In the sailing journal entry, how many miles remain to Trinidad?

* start Excerpted text *

Sunday, April 21, 2013

Natal, Brazil to Port of Spain, Trinidad




     Had I stayed at home with my normal job, I'd have left today for work.  Piloting 1,000 foot vessels on rivers in the Great Lakes isn't really normal, but that's what I'd be starting for the fourth year in a row if I were still there.  I'd be packed for a three month gig doing laps around the Lakes.  I'd have walked my dog, kissed my girl, laid on the bed with the kitty, made one last decent meal before being subjected to boat food, and I'd have driven off for the Soo Locks or Duluth or some mid-Western city on a lake that looks about the same as every other mid-Western city on a lake.  
     Instead I'm on day eight in the Atlantic ocean, one thousand six hundred and thirty two miles from where we left Brazil, three hundred sixty-five miles to Trinidad.  I'm on a boat with a great friend, and two new friends- a pair of Brazilian girls the first friend rounded up for this leg of the trip.  One girl an eight time South American sailing champion for boats like lasers and those crazy little boats you hang over the edge by a trapeze to counterbalance the wind.  The other one also a top level competitor, who owns and runs a yacht building company in Southern Brazil.  
Taking pictures of people
taking pictures of dolphins.
     They scream constantly.  Each of them so excited to be here they laugh and "whooo" at everything, middle of the night when a shooting star goes by, in the galley when a roll tips the gimbaled oven to it's max, when I'm trying to sleep and they're on deck stomping around taking pictures of flying fish.  If they weren't always so damn happy I'd be annoyed, but it's contagious and I'm going to miss their energy when they leave us in Trinidad.  
     I don't show excitement well.  Whooping isn't a natural thing for me, but over a week of hearing them speaking Portuguese and laughing and pointing and frantic for fun has brought me to a few jubilant outbursts.  My yells sound a bit more like I'm calling the pigs in for dinner than happy exultations, but it's what I got.  
     Sometimes they call me "Zaca."  In Spanish you can add an 'o' to the end of a word, in Portuguese you add an 'a.'  That's what I've learned after two months in Brazil.  That, and don't drink more than two caparinhas in one night if you want to do anything the next day.  They also call me "Zacapedia."  Out here there's no google to just look something up, so it feels like when I come up there's normally a question that came up on their watch and they want an answer or explanation from me.  But most questions out here are about boats or weather, so I can usually make something up that sounds believable.

* end Excerpted text *
* start Supplied material *

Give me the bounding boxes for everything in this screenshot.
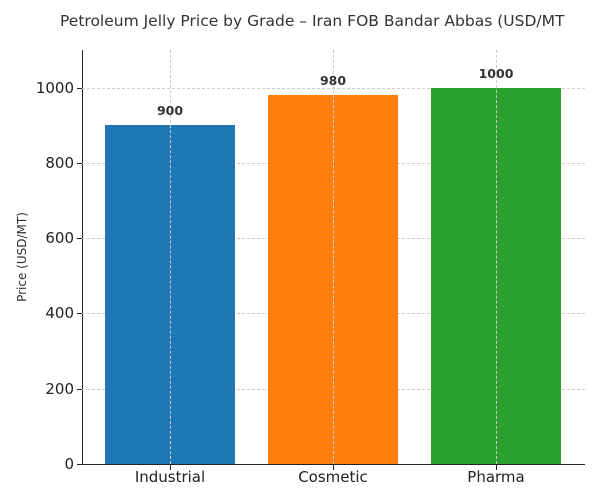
- y-tick-mark: [77, 464, 82, 465]
- x-axis-spine: [82, 463, 585, 465]
- y-tick-label: 0: [64, 455, 74, 473]
- y-tick-mark: [77, 162, 82, 164]
- data-label: 980: [319, 73, 347, 89]
- y-tick-mark: [77, 238, 82, 240]
- x-tick-label: Industrial: [134, 468, 206, 486]
- y-tick-label: 800: [45, 153, 74, 172]
- x-tick-mark: [496, 465, 497, 470]
- x-tick-mark: [333, 465, 334, 470]
- data-label: 1000: [478, 65, 514, 81]
- y-axis-spine: [82, 50, 84, 464]
- x-tick-label: Cosmetic: [298, 468, 368, 486]
- x-gridline: [496, 50, 497, 464]
- y-tick-label: 400: [45, 304, 74, 323]
- y-tick-mark: [77, 388, 82, 390]
- plot-area: 0 200 400 600 800 1000 900 Industrial 980 Cosmeti…: [36, 50, 585, 486]
- chart-title: Petroleum Jelly Price by Grade – Iran FO…: [60, 12, 565, 30]
- x-gridline: [170, 50, 171, 464]
- y-tick-label: 600: [45, 229, 74, 248]
- x-tick-label: Pharma: [467, 468, 525, 486]
- x-gridline: [333, 50, 334, 464]
- data-label: 900: [156, 103, 184, 119]
- y-axis-label: Price (USD/MT): [15, 212, 29, 302]
- y-tick-mark: [77, 87, 82, 89]
- x-tick-mark: [170, 465, 171, 470]
- y-tick-label: 1000: [35, 78, 74, 97]
- y-tick-label: 200: [45, 379, 74, 398]
- y-tick-mark: [77, 313, 82, 315]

* end Supplied material *

• Result for this exercise:
Three hundred sixty-five miles.